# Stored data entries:
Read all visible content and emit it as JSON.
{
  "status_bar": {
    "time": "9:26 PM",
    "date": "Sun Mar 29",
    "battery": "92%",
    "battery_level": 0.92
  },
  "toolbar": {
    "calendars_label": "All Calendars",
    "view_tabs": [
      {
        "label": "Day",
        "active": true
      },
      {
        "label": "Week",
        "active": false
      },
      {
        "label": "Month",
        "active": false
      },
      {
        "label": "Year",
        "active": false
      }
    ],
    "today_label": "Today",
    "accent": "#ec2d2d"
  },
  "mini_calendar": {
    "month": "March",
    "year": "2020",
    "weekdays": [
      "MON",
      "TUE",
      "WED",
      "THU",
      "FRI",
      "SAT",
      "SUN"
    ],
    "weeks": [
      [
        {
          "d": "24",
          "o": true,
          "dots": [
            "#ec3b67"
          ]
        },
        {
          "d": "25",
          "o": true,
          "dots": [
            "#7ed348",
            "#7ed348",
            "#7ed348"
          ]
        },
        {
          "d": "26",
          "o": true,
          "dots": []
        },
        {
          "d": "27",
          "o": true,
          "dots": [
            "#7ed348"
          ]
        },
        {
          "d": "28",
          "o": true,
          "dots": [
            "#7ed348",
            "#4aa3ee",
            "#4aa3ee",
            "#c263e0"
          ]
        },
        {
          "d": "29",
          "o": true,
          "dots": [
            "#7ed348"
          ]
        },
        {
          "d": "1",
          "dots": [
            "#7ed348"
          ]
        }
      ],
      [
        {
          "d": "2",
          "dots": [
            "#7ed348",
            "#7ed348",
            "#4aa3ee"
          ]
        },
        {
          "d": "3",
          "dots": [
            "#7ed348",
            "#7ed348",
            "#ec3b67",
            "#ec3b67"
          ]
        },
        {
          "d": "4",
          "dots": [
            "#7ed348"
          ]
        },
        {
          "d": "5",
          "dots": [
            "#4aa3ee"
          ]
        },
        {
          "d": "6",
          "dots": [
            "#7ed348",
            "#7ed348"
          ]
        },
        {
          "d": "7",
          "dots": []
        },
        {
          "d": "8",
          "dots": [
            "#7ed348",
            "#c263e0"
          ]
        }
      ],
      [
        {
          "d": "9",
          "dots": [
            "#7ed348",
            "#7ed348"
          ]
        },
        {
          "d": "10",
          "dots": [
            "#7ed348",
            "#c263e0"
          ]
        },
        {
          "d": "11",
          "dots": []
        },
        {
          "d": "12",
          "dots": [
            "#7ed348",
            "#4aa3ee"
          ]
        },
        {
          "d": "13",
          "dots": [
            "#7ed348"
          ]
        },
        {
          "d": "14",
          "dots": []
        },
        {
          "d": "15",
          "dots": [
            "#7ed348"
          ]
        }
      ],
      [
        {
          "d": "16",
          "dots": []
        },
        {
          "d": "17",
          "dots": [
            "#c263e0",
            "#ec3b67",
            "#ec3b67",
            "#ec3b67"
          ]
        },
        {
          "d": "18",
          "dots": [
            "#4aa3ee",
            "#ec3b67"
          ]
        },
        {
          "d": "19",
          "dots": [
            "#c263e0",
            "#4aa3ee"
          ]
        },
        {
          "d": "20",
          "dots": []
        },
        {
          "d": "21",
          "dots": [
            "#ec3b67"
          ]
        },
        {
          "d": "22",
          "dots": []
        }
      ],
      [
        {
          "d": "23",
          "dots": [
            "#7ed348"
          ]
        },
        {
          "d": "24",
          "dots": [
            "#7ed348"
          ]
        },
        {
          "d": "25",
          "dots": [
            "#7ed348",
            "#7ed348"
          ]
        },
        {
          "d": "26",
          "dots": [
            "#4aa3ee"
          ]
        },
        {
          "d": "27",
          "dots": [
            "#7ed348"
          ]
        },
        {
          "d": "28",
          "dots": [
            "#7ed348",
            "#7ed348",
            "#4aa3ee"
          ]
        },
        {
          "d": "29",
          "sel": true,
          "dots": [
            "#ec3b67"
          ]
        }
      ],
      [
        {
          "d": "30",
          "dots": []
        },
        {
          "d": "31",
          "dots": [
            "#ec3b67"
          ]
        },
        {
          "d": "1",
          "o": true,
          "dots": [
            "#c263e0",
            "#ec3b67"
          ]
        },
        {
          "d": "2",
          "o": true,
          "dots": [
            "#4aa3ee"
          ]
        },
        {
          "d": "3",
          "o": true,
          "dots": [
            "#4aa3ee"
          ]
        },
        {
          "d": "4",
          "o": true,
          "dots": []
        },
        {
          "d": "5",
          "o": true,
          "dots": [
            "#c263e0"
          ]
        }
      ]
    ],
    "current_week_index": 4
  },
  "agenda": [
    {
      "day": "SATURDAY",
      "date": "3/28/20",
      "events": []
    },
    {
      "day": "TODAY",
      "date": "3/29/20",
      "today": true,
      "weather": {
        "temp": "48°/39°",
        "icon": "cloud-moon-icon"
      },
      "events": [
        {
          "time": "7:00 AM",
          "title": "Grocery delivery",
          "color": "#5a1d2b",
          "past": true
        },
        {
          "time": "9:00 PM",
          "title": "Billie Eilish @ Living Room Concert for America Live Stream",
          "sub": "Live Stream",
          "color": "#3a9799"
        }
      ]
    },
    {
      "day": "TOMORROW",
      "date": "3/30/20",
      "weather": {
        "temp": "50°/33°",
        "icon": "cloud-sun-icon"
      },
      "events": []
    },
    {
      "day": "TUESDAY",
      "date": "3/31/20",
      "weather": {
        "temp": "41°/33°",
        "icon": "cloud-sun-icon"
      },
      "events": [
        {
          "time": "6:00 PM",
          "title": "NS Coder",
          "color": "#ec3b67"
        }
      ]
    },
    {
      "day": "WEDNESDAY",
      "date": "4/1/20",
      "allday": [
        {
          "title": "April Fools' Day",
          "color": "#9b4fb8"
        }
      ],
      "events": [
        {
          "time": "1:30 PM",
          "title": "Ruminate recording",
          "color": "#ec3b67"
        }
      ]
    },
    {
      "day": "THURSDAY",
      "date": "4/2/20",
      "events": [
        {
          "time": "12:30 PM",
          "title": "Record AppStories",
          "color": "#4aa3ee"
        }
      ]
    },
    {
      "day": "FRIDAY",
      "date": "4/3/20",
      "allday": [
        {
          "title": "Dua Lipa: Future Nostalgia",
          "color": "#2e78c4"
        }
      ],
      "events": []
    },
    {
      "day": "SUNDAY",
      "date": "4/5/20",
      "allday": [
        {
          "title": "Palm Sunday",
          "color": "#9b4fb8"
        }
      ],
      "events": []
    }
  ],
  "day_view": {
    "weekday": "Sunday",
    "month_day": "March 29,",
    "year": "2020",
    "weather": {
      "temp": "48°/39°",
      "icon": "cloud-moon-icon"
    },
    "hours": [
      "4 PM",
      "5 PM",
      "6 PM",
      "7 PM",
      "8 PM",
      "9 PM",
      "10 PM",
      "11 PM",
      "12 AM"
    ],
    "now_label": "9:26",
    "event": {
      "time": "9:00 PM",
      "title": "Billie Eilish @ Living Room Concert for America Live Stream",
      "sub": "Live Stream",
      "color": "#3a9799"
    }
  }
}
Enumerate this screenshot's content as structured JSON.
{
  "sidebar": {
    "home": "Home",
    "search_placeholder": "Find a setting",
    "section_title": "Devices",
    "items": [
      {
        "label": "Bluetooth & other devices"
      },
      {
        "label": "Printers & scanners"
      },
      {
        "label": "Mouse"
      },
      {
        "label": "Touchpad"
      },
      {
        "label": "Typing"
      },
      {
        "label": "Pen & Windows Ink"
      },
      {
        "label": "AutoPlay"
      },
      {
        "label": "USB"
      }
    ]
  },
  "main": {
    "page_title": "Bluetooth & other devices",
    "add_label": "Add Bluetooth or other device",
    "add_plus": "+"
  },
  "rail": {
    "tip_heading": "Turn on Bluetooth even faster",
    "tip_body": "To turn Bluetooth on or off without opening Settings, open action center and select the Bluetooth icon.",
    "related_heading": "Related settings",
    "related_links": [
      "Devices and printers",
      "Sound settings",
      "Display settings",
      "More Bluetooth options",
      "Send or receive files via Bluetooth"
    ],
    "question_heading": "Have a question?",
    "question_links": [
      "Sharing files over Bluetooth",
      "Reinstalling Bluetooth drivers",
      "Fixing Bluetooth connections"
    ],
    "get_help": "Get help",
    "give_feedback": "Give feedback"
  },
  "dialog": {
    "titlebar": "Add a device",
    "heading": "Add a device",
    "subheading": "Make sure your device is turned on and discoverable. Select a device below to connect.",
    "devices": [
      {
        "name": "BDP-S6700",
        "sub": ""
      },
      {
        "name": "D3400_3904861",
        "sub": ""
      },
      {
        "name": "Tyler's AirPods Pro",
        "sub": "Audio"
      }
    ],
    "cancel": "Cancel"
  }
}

# Instructions for the task:
Which lines hold the word "cloud"? Copy each of them from the records.

# Answer to the task:
        "icon": "cloud-moon-icon"
        "icon": "cloud-sun-icon"
        "icon": "cloud-sun-icon"
      "icon": "cloud-moon-icon"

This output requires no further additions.